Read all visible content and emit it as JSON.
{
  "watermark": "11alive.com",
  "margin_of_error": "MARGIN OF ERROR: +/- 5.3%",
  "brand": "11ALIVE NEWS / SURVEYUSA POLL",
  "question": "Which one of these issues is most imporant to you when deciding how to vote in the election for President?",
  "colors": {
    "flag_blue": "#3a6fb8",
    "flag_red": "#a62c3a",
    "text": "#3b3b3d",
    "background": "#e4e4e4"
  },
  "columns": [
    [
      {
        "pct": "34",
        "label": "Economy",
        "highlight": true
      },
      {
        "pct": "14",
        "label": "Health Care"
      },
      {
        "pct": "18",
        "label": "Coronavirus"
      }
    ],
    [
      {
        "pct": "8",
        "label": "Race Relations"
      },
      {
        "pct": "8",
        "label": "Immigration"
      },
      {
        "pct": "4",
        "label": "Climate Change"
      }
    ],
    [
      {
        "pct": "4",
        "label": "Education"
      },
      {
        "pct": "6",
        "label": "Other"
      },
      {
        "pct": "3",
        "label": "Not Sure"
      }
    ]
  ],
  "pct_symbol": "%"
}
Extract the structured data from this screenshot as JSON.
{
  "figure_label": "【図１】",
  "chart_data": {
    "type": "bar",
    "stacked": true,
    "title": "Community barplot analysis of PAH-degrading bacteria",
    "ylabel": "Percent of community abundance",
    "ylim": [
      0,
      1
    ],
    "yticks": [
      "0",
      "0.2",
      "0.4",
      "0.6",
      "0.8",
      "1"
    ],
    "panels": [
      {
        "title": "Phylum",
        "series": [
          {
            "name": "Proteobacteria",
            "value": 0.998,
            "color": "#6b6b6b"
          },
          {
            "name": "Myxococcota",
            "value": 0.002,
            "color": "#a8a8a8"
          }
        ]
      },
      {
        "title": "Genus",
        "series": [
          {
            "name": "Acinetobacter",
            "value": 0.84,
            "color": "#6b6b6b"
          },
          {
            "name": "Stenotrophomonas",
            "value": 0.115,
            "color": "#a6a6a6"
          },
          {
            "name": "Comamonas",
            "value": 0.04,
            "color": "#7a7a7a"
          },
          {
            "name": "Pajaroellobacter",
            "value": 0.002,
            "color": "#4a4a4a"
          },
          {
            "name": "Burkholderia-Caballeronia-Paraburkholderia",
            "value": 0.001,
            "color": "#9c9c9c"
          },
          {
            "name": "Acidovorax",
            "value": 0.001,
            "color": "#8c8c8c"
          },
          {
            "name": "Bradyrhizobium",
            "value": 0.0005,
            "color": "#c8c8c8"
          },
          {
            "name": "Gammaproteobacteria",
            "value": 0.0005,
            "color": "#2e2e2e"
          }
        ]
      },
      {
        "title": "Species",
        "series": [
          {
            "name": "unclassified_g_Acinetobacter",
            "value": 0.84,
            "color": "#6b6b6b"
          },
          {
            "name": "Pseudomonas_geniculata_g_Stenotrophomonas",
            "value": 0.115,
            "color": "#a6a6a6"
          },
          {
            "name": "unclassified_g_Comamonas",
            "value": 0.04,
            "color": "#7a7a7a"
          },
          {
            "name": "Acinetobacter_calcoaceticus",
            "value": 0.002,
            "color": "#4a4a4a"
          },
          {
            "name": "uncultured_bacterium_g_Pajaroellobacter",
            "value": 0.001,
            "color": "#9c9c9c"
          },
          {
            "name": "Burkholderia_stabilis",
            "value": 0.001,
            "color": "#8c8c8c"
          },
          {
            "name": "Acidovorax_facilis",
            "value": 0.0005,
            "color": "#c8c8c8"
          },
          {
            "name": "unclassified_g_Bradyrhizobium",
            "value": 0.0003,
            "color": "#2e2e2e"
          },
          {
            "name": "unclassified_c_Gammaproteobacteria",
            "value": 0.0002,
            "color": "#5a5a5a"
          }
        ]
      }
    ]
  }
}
------------------------------------------------------------------------
Your instructions:
Repeat each entry exactly.

Exercise result:
Read all visible content and emit it as JSON.
{
  "watermark": "11alive.com",
  "margin_of_error": "MARGIN OF ERROR: +/- 5.3%",
  "brand": "11ALIVE NEWS / SURVEYUSA POLL",
  "question": "Which one of these issues is most imporant to you when deciding how to vote in the election for President?",
  "colors": {
    "flag_blue": "#3a6fb8",
    "flag_red": "#a62c3a",
    "text": "#3b3b3d",
    "background": "#e4e4e4"
  },
  "columns": [
    [
      {
        "pct": "34",
        "label": "Economy",
        "highlight": true
      },
      {
        "pct": "14",
        "label": "Health Care"
      },
      {
        "pct": "18",
        "label": "Coronavirus"
      }
    ],
    [
      {
        "pct": "8",
        "label": "Race Relations"
      },
      {
        "pct": "8",
        "label": "Immigration"
      },
      {
        "pct": "4",
        "label": "Climate Change"
      }
    ],
    [
      {
        "pct": "4",
        "label": "Education"
      },
      {
        "pct": "6",
        "label": "Other"
      },
      {
        "pct": "3",
        "label": "Not Sure"
      }
    ]
  ],
  "pct_symbol": "%"
}
Extract the structured data from this screenshot as JSON.
{
  "figure_label": "【図１】",
  "chart_data": {
    "type": "bar",
    "stacked": true,
    "title": "Community barplot analysis of PAH-degrading bacteria",
    "ylabel": "Percent of community abundance",
    "ylim": [
      0,
      1
    ],
    "yticks": [
      "0",
      "0.2",
      "0.4",
      "0.6",
      "0.8",
      "1"
    ],
    "panels": [
      {
        "title": "Phylum",
        "series": [
          {
            "name": "Proteobacteria",
            "value": 0.998,
            "color": "#6b6b6b"
          },
          {
            "name": "Myxococcota",
            "value": 0.002,
            "color": "#a8a8a8"
          }
        ]
      },
      {
        "title": "Genus",
        "series": [
          {
            "name": "Acinetobacter",
            "value": 0.84,
            "color": "#6b6b6b"
          },
          {
            "name": "Stenotrophomonas",
            "value": 0.115,
            "color": "#a6a6a6"
          },
          {
            "name": "Comamonas",
            "value": 0.04,
            "color": "#7a7a7a"
          },
          {
            "name": "Pajaroellobacter",
            "value": 0.002,
            "color": "#4a4a4a"
          },
          {
            "name": "Burkholderia-Caballeronia-Paraburkholderia",
            "value": 0.001,
            "color": "#9c9c9c"
          },
          {
            "name": "Acidovorax",
            "value": 0.001,
            "color": "#8c8c8c"
          },
          {
            "name": "Bradyrhizobium",
            "value": 0.0005,
            "color": "#c8c8c8"
          },
          {
            "name": "Gammaproteobacteria",
            "value": 0.0005,
            "color": "#2e2e2e"
          }
        ]
      },
      {
        "title": "Species",
        "series": [
          {
            "name": "unclassified_g_Acinetobacter",
            "value": 0.84,
            "color": "#6b6b6b"
          },
          {
            "name": "Pseudomonas_geniculata_g_Stenotrophomonas",
            "value": 0.115,
            "color": "#a6a6a6"
          },
          {
            "name": "unclassified_g_Comamonas",
            "value": 0.04,
            "color": "#7a7a7a"
          },
          {
            "name": "Acinetobacter_calcoaceticus",
            "value": 0.002,
            "color": "#4a4a4a"
          },
          {
            "name": "uncultured_bacterium_g_Pajaroellobacter",
            "value": 0.001,
            "color": "#9c9c9c"
          },
          {
            "name": "Burkholderia_stabilis",
            "value": 0.001,
            "color": "#8c8c8c"
          },
          {
            "name": "Acidovorax_facilis",
            "value": 0.0005,
            "color": "#c8c8c8"
          },
          {
            "name": "unclassified_g_Bradyrhizobium",
            "value": 0.0003,
            "color": "#2e2e2e"
          },
          {
            "name": "unclassified_c_Gammaproteobacteria",
            "value": 0.0002,
            "color": "#5a5a5a"
          }
        ]
      }
    ]
  }
}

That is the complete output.